— Start ENTRIES —

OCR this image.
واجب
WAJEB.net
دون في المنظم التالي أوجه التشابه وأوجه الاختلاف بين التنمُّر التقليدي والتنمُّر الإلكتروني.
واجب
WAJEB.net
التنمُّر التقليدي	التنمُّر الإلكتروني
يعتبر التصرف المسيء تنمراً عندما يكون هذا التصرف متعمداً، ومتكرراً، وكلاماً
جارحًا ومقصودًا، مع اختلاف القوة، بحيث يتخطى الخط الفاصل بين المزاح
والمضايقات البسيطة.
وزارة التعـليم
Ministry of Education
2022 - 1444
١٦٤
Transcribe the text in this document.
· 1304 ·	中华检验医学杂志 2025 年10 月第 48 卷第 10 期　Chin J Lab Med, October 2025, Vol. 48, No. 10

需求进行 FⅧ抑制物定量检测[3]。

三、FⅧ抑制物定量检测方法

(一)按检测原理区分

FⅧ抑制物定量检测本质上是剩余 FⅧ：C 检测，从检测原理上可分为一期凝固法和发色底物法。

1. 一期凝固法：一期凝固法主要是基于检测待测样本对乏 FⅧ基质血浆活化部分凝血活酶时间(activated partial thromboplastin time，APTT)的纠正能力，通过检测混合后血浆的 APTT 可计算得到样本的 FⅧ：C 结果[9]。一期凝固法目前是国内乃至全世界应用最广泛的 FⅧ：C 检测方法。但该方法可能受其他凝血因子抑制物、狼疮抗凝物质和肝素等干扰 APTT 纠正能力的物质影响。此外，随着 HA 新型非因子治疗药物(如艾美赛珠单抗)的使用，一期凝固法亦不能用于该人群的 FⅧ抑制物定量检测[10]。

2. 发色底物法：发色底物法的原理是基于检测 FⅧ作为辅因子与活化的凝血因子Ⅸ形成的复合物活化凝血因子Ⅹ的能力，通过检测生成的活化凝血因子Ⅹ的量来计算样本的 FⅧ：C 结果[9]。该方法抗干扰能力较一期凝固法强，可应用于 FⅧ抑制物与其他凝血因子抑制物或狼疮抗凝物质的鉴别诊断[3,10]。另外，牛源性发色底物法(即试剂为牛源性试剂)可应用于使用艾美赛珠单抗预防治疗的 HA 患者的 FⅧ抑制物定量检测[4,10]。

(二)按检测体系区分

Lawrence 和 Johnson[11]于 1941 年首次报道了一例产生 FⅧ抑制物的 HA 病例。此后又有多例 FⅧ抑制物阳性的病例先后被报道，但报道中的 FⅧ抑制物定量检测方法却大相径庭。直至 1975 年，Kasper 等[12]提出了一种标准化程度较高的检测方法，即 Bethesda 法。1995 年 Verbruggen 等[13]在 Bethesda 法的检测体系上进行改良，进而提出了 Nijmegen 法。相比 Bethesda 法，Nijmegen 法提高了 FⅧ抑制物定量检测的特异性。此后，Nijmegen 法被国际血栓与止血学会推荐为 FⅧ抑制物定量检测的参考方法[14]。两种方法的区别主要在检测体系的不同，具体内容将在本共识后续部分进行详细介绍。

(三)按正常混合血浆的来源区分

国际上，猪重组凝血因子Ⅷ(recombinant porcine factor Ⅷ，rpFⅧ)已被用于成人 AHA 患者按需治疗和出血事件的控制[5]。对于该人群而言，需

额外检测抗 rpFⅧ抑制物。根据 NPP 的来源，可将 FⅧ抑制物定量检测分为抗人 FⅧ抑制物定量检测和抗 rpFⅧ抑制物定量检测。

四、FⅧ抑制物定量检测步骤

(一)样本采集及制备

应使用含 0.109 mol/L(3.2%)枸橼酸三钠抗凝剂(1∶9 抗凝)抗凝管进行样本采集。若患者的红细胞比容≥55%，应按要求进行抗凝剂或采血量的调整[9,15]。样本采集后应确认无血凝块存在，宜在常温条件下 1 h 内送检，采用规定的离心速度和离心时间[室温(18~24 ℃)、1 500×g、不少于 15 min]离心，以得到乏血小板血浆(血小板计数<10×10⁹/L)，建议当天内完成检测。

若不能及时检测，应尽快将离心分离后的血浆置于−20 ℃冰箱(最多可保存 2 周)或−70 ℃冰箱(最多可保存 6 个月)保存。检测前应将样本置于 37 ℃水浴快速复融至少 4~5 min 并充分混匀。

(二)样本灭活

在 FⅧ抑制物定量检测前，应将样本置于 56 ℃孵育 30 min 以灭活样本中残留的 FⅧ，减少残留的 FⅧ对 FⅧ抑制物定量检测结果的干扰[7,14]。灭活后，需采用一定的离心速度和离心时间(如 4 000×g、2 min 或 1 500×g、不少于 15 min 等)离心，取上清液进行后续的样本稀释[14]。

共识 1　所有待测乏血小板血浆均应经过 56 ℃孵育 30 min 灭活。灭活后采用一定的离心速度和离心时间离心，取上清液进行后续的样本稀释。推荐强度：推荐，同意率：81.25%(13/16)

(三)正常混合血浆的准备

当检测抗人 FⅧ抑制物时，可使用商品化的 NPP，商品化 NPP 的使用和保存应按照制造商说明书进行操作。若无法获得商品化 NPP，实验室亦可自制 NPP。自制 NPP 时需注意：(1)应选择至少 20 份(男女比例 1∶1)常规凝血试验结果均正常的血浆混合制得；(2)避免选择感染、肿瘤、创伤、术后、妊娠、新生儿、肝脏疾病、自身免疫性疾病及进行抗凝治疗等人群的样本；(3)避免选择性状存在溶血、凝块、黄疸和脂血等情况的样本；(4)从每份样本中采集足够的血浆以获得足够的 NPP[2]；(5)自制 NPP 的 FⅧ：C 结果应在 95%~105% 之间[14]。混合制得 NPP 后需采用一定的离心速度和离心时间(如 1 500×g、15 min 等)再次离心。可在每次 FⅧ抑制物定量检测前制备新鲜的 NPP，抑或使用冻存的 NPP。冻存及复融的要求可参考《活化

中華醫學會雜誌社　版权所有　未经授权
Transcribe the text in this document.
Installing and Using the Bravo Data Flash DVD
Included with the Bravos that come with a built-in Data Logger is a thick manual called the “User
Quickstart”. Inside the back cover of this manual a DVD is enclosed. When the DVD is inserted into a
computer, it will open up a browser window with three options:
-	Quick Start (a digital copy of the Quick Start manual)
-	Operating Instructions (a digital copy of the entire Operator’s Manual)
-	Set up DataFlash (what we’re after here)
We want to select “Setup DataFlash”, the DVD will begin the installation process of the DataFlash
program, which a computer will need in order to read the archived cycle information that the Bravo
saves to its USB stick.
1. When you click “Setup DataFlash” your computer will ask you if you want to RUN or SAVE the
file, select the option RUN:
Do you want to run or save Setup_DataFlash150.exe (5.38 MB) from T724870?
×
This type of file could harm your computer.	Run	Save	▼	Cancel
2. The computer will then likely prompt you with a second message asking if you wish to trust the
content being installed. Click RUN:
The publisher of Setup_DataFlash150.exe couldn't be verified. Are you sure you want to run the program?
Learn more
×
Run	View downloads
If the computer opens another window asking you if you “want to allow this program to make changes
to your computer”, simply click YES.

— End ENTRIES —

### WHAT YOU NEED TO DO
Say how many lines in the records above hold "window", and give no other text.

### TASK RESULT
2